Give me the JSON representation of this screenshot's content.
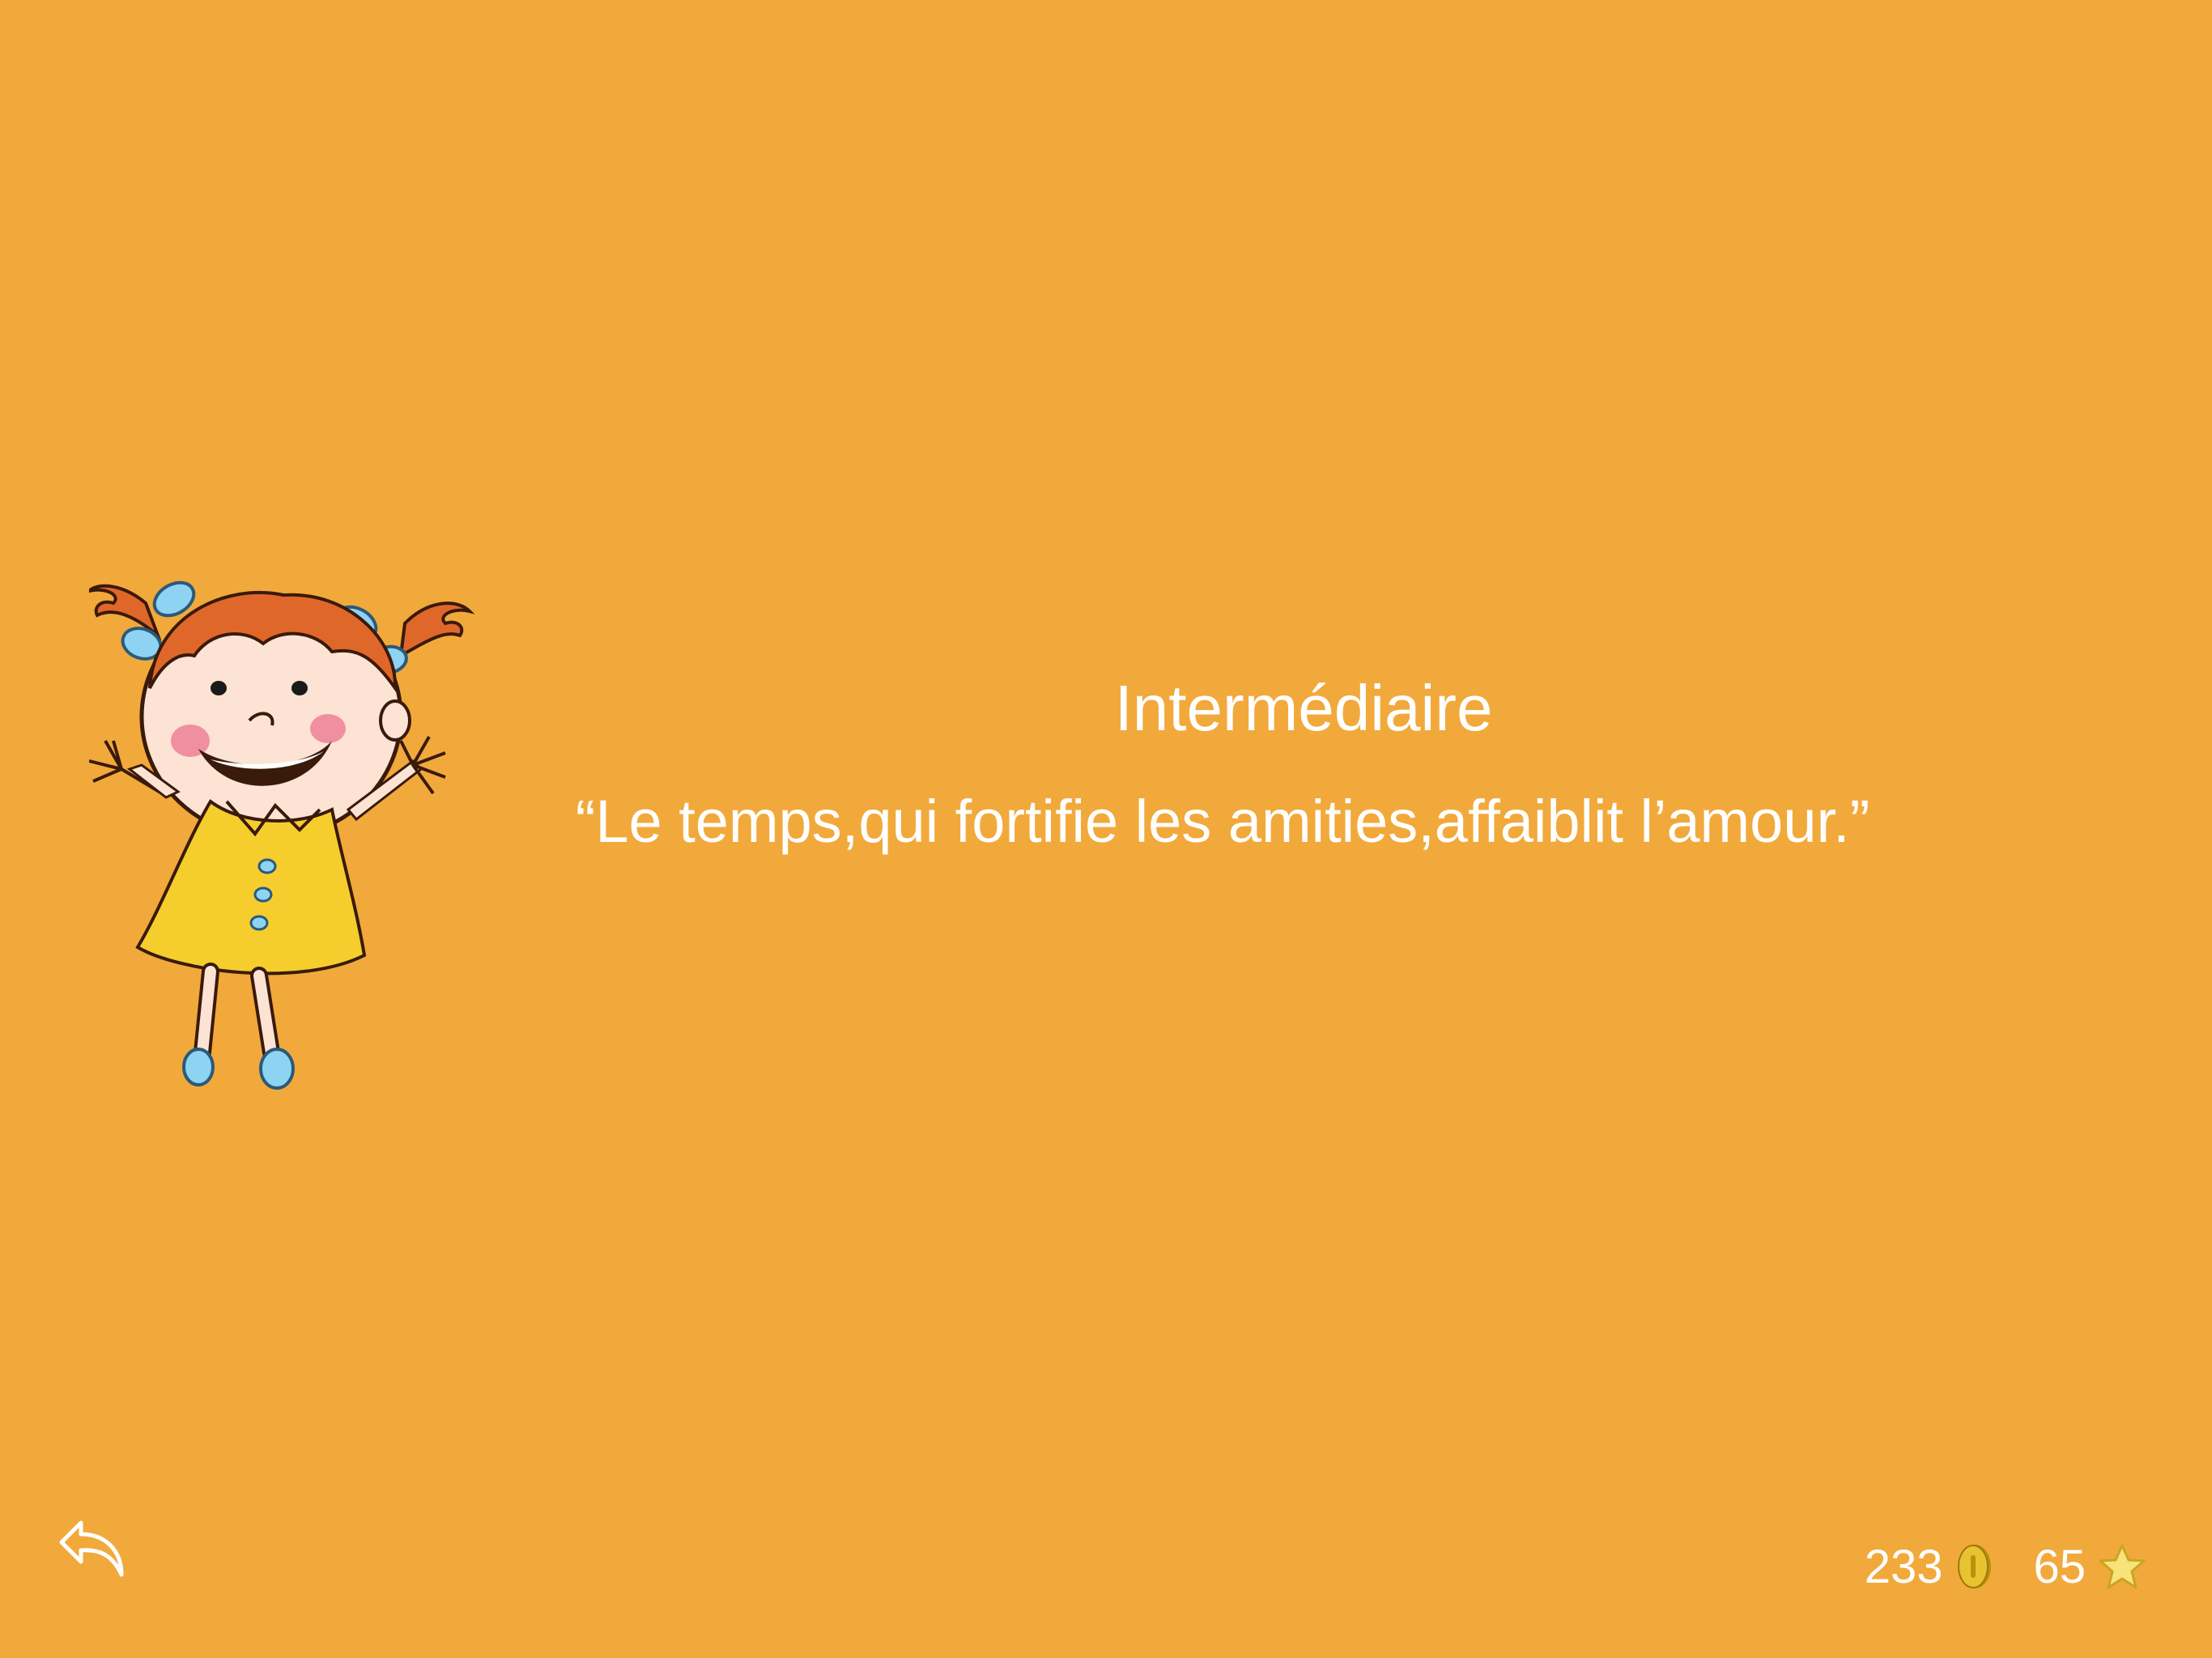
{
  "screen": {
    "background_color": "#F2A93B",
    "level_label": "Intermédiaire",
    "quote": "“Le temps,qui fortifie les amities,affaiblit l’amour.”"
  },
  "illustration": {
    "icon": "cartoon-girl-illustration"
  },
  "toolbar": {
    "back_icon": "back-arrow-icon"
  },
  "stats": {
    "coins": "233",
    "coin_icon": "coin-icon",
    "coin_color": "#D9B21A",
    "stars": "65",
    "star_icon": "star-icon",
    "star_color": "#F8E27A"
  }
}
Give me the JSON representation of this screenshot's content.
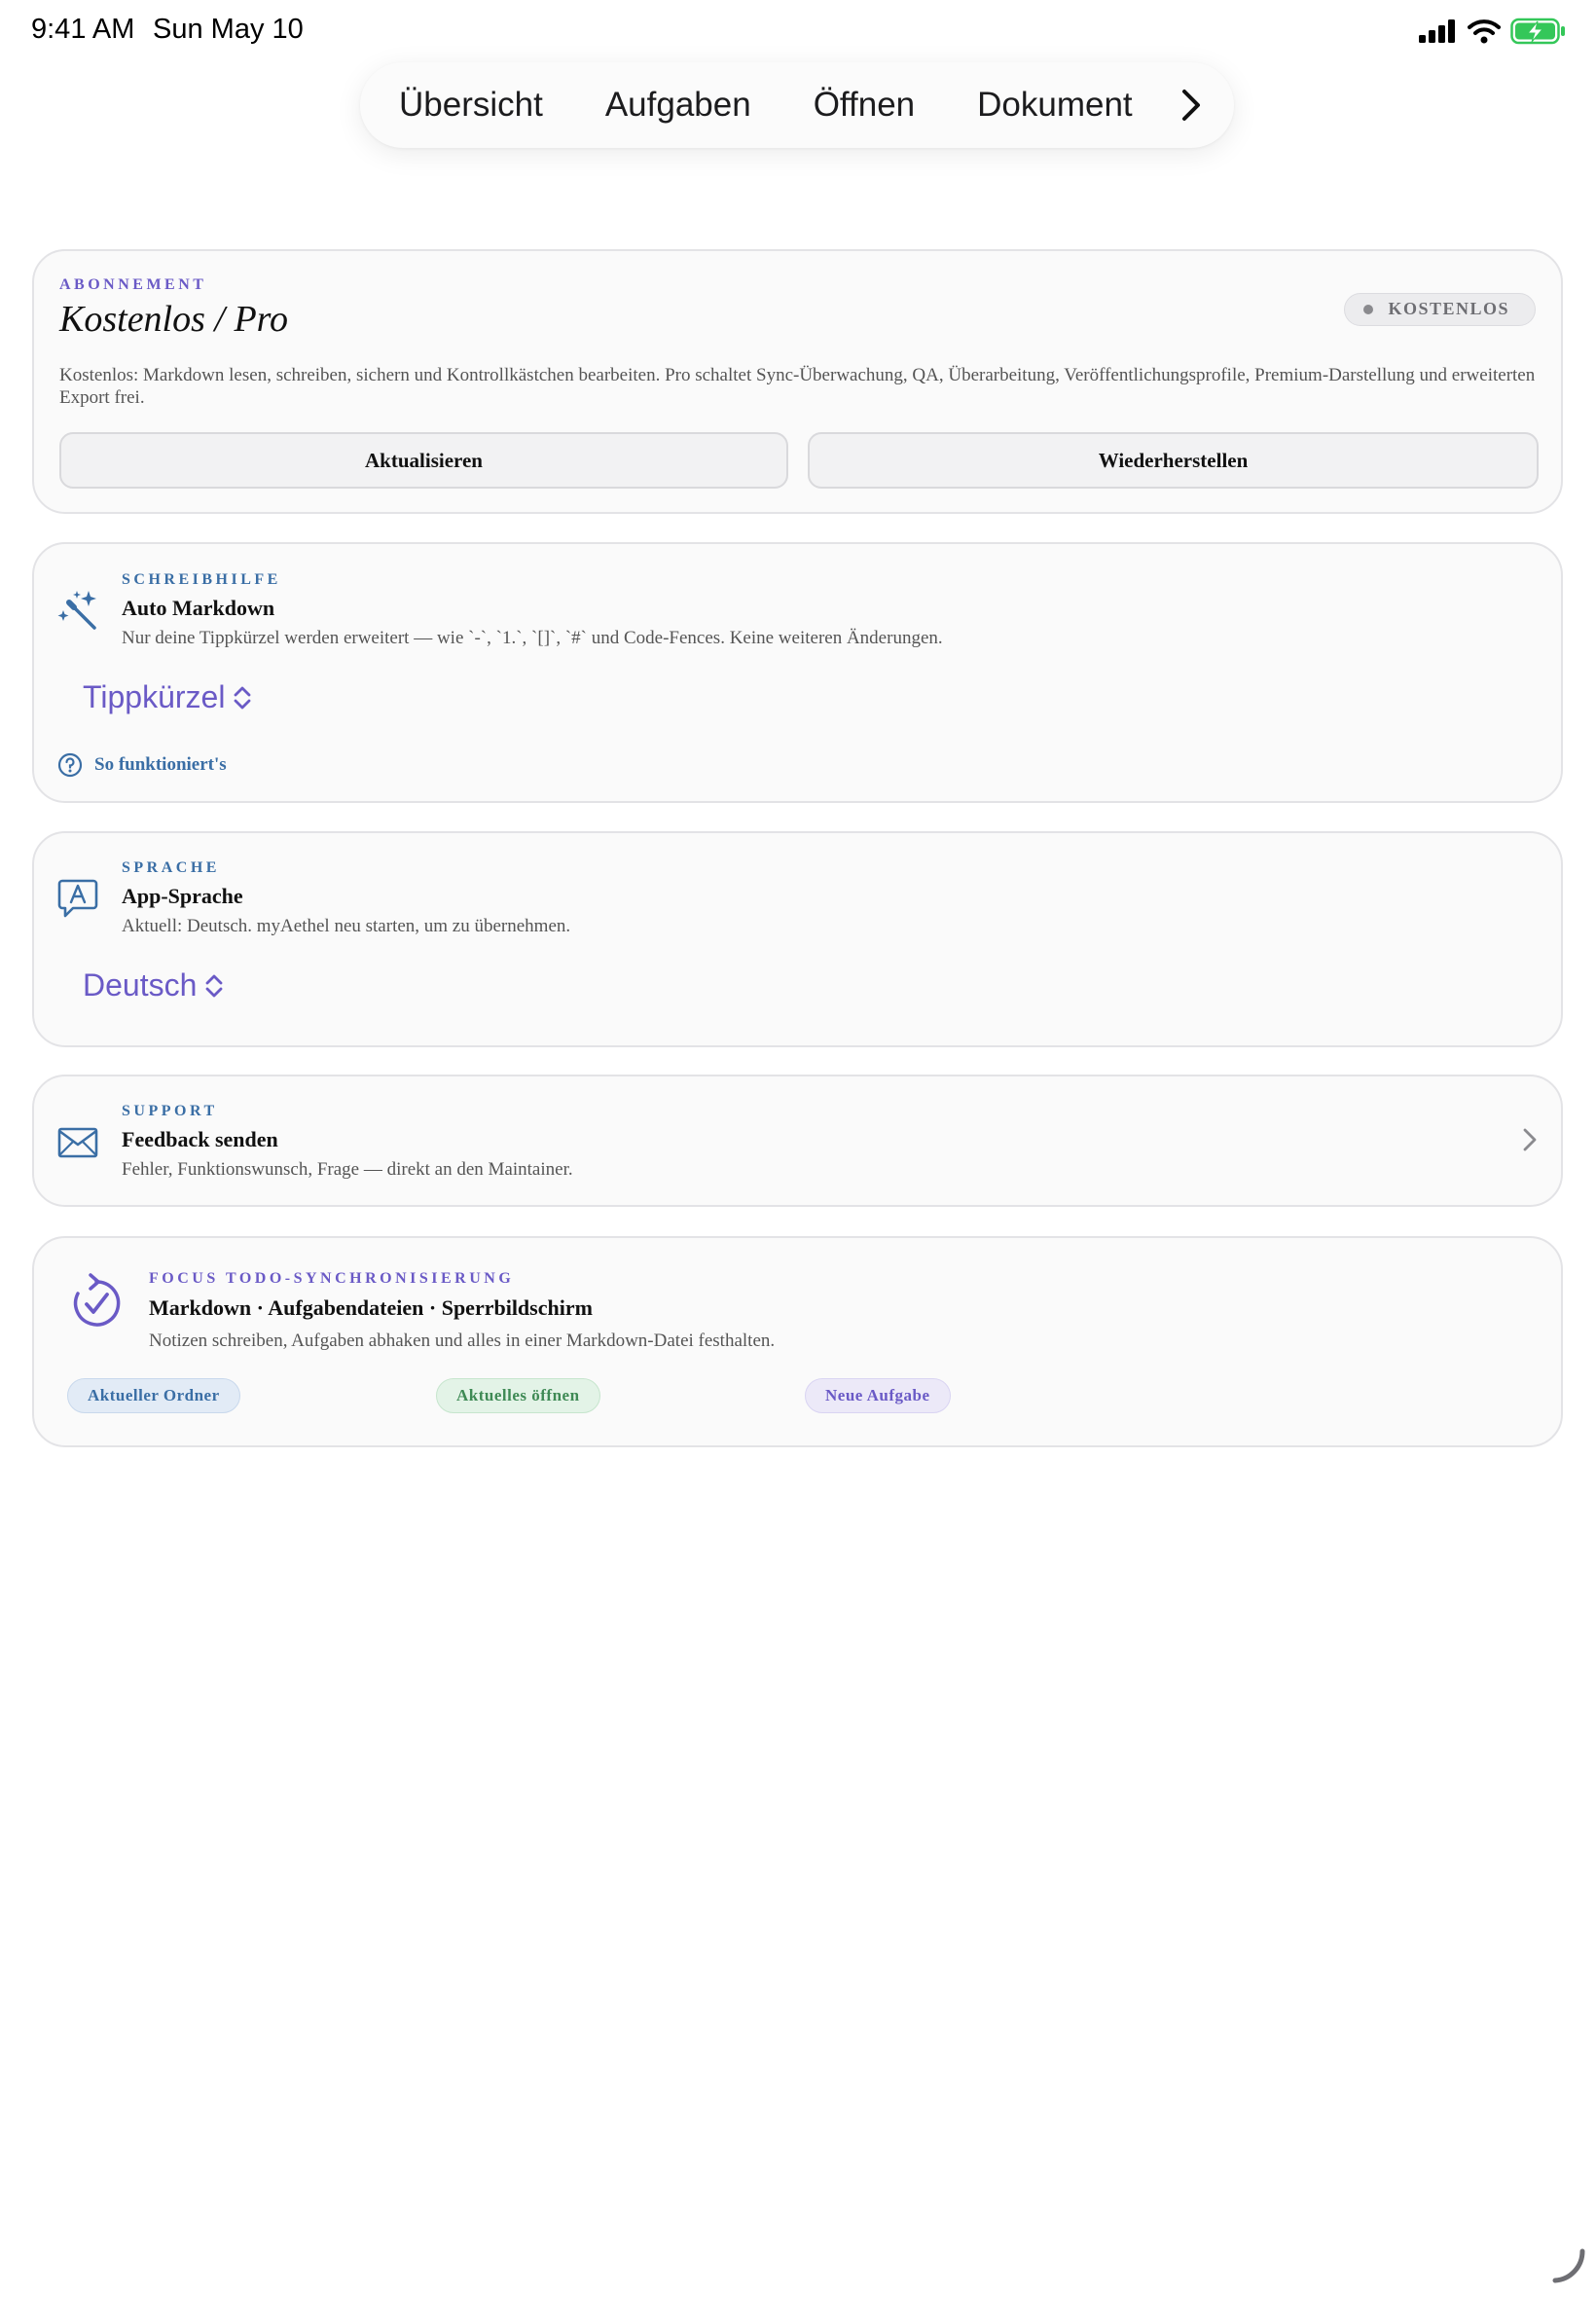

***

TASK
The records shown above are to be repeated exactly, with the pictures left out.

ANSWER FOR THE TASK
Give me the JSON representation of this screenshot's content.
{
  "screen": {
    "background_color": "#F2A93B",
    "level_label": "Intermédiaire",
    "quote": "“Le temps,qui fortifie les amities,affaiblit l’amour.”"
  },
  "illustration": {
    "icon": "cartoon-girl-illustration"
  },
  "toolbar": {
    "back_icon": "back-arrow-icon"
  },
  "stats": {
    "coins": "233",
    "coin_icon": "coin-icon",
    "coin_color": "#D9B21A",
    "stars": "65",
    "star_icon": "star-icon",
    "star_color": "#F8E27A"
  }
}
Give me the JSON representation of this screenshot's content.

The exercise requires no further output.